**THE TASKS**
(A) From the text on Tableau image roles, reproduce verbatim the part that opens with the words containing "One of Cloudinary’s" and closes with "to learn more.".
(B) Extend the text on Tableau image roles and Cloudinary beyond its final sentence, writing the next part.

**TEXT**
=====

For some years now, it’s been possible to assign a Geographic Role to a field in your data, such as an Airport, City, or Zip Code:
In version 2022.4, Tableau introduced the new Image Role, which can be assigned to a string field that contains a URL for an image:
Note the distinction between data type and role. Data types are mandatory and are assigned in the top half of the menu above (Number, String etc.); Geographic and Image Roles are additional and optional properties of a field that instruct Tableau to treat those fields in a certain way.
When a string field that is assigned an image role is brought into the view as a header, instead of displaying the URL as text, Tableau will fetch the image and display that in its place.
What is Cloudinary?
One of Cloudinary’s products is programmable media, which means it can dynamically deliver variations of images based on API calls or parameters in URLs. Have a look at their website to learn more.
Image Role + Cloudinary
Combining Tableau’s image role feature with the ability to dynamically generate images based on URL strings with Cloudinary opens up some interesting possibilities and Tableau Visionary, Tim Ngwena, explored these in this in-depth video, which I highly recommend. Inspired by Tim’s work, the following explores a possible use case.
Sales by Person – No Image
We start with a standard bar graph, colour-coded – gold, silver, bronze (and no colour) – based on a sales figure.
Adding Image Role
An image of each sales person is now shown in the header using a standard image role, with all images hosted on Cloudinary.
(Note, the original images were sourced from pixabay and Unsplash)
Things we could improve:
- The images are different formats – portrait and landscape
- The images are not centred within each row due to the column width
- The different photo styles and backgrounds give an inconsistent look so don’t blend in well with the chart
- No analytical information is conveyed with the images
Change the image by changing the URL
By changing parameters in the dashboard, we can update the URL, which will then result in a new image (with those specified adjustments) being returned.
For example, in the calculation below, if the user has specified they want to change the image dimensions (p.Change Dimensions = TRUE) then a string with those dimensions is returned, which is then added into the image URL (in a different calculation). If not, then an empty string is returned so the URL is not altered.

=====

**Stored data**
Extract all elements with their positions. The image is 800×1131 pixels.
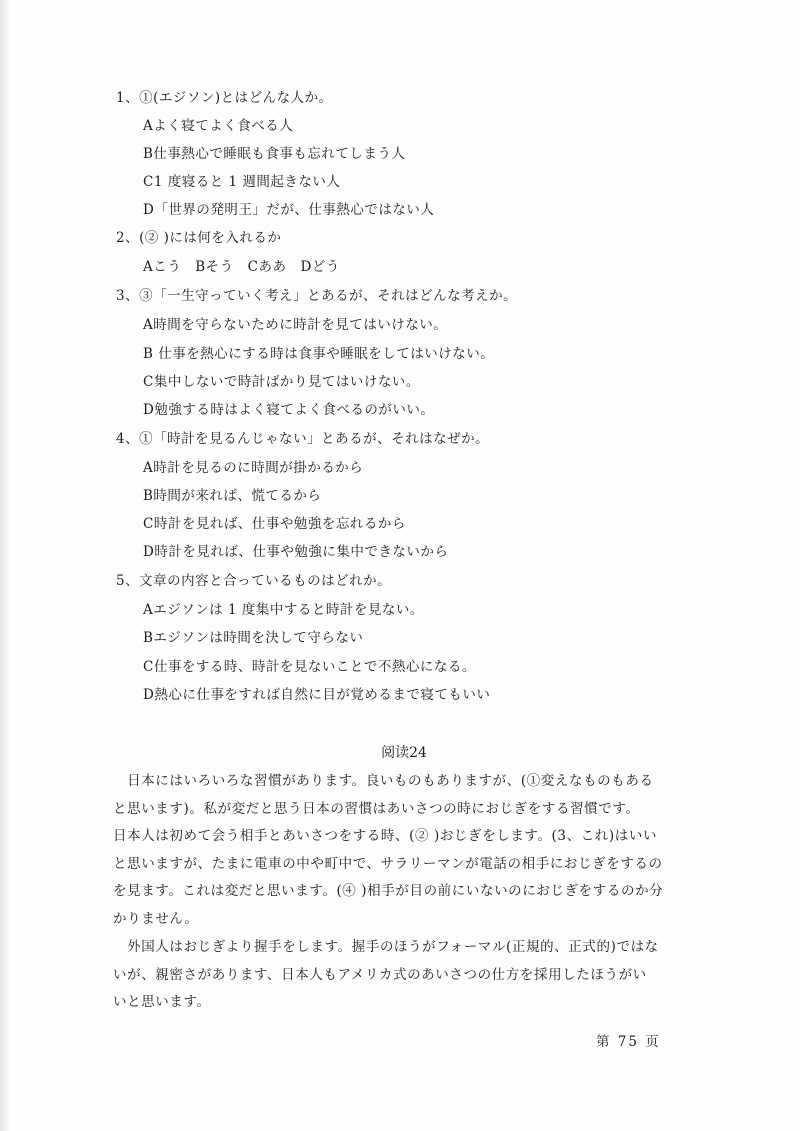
paragraph-1-line-3: 日本人は初めて会う相手とあいさつをする時、(② )おじぎをします。(3、これ)はいい <box>113 828 658 844</box>
question-4-stem: 4、①「時計を見るんじゃない」とあるが、それはなぜか。 <box>116 431 490 447</box>
question-1-option-d: D「世界の発明王」だが、仕事熱心ではない人 <box>143 202 435 218</box>
question-5-option-b: Bエジソンは時間を決して守らない <box>143 630 364 646</box>
paragraph-2-line-3: いと思います。 <box>113 994 211 1010</box>
page-number: 第 75 页 <box>596 1034 661 1050</box>
question-5-option-d: D熱心に仕事をすれば自然に目が覚めるまで寝てもいい <box>143 687 491 703</box>
question-1-option-c: C1 度寝ると 1 週間起きない人 <box>143 174 341 190</box>
question-5-option-a: Aエジソンは 1 度集中すると時計を見ない。 <box>143 602 424 618</box>
question-5-stem: 5、文章の内容と合っているものはどれか。 <box>116 573 392 589</box>
question-2-stem: 2、(② )には何を入れるか <box>116 230 282 246</box>
question-3-option-a: A時間を守らないために時計を見てはいけない。 <box>143 317 448 333</box>
question-3-option-d: D勉強する時はよく寝てよく食べるのがいい。 <box>143 402 435 418</box>
reading-title: 阅读24 <box>381 745 427 761</box>
question-4-option-a: A時計を見るのに時間が掛かるから <box>143 460 364 476</box>
reading-paragraph-2 <box>113 934 665 1017</box>
paragraph-1-line-1: 日本にはいろいろな習慣があります。良いものもありますが、(①変えなものもある <box>113 773 654 789</box>
question-3-stem: 3、③「一生守っていく考え」とあるが、それはどんな考えか。 <box>116 288 518 304</box>
paragraph-1-line-2: と思います)。私が変だと思う日本の習慣はあいさつの時におじぎをする習慣です。 <box>113 800 640 817</box>
question-1-option-a: Aよく寝てよく食べる人 <box>143 118 294 134</box>
question-1-option-b: B仕事熱心で睡眠も食事も忘れてしまう人 <box>143 146 406 162</box>
question-5-option-c: C仕事をする時、時計を見ないことで不熱心になる。 <box>143 659 476 675</box>
paragraph-1-line-5: を見ます。これは変だと思います。(④ )相手が目の前にいないのにおじぎをするのか分 <box>113 883 664 899</box>
paragraph-2-line-2: いが、親密さがあります、日本人もアメリカ式のあいさつの仕方を採用したほうがい <box>113 966 647 983</box>
question-4-option-c: C時計を見れば、仕事や勉強を忘れるから <box>143 516 406 532</box>
question-1-stem: 1、①(エジソン)とはどんな人か。 <box>116 90 333 106</box>
scan-edge-shadow <box>0 0 10 1131</box>
question-3-option-b: B 仕事を熱心にする時は食事や睡眠をしてはいけない。 <box>143 346 495 362</box>
question-4-option-d: D時計を見れば、仕事や勉強に集中できないから <box>143 544 449 560</box>
paragraph-2-line-1: 外国人はおじぎより握手をします。握手のほうがフォーマル(正規的、正式的)ではな <box>113 939 659 955</box>
reading-paragraph-1 <box>113 768 665 933</box>
question-3-option-c: C集中しないで時計ばかり見てはいけない。 <box>143 374 420 390</box>
paragraph-1-line-6: かりません。 <box>113 910 199 927</box>
paragraph-1-line-4: と思いますが、たまに電車の中や町中で、サラリーマンが電話の相手におじぎをするの <box>113 855 663 872</box>
question-4-option-b: B時間が来れば、慌てるから <box>143 488 322 504</box>
question-2-options: Aこう Bそう Cああ Dどう <box>143 259 340 275</box>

=====

**OUTPUTS FOR THE TASKS**
(A)
One of Cloudinary’s products is programmable media, which means it can dynamically deliver variations of images based on API calls or parameters in URLs. Have a look at their website to learn more.

(B)
Six image iterations
The following set of images make the following changes (click/tap the right arrow to see the next image):
- Resizes the images – this doesn’t really work as the images become distorted in this case
- Cropping the image – this makes all the images the same size and they fill the space, which is good, but we lose the subject
- Cropping to the face – using face detection, we can crop all the images to same dimension focussed on the face
- Circular shape – making the images circular gives them a more profile look
- Add a blue border – gives all the images a similar (and possibly branded/company) style
- Stylise the images with a cartoon effect – I’ve seen similar with some company photos, again to give a common style
Make the images data-driven
This is where things get a little more analytical. Instead of a fixed colour border for all images, what if we determined the colour based on the sales metric (or the sports score, or last month’s profit per item etc…)?
With a simple RANK() calculation, based on the sales measure, I was able to assign a dynamic border to each image based on sales in that month.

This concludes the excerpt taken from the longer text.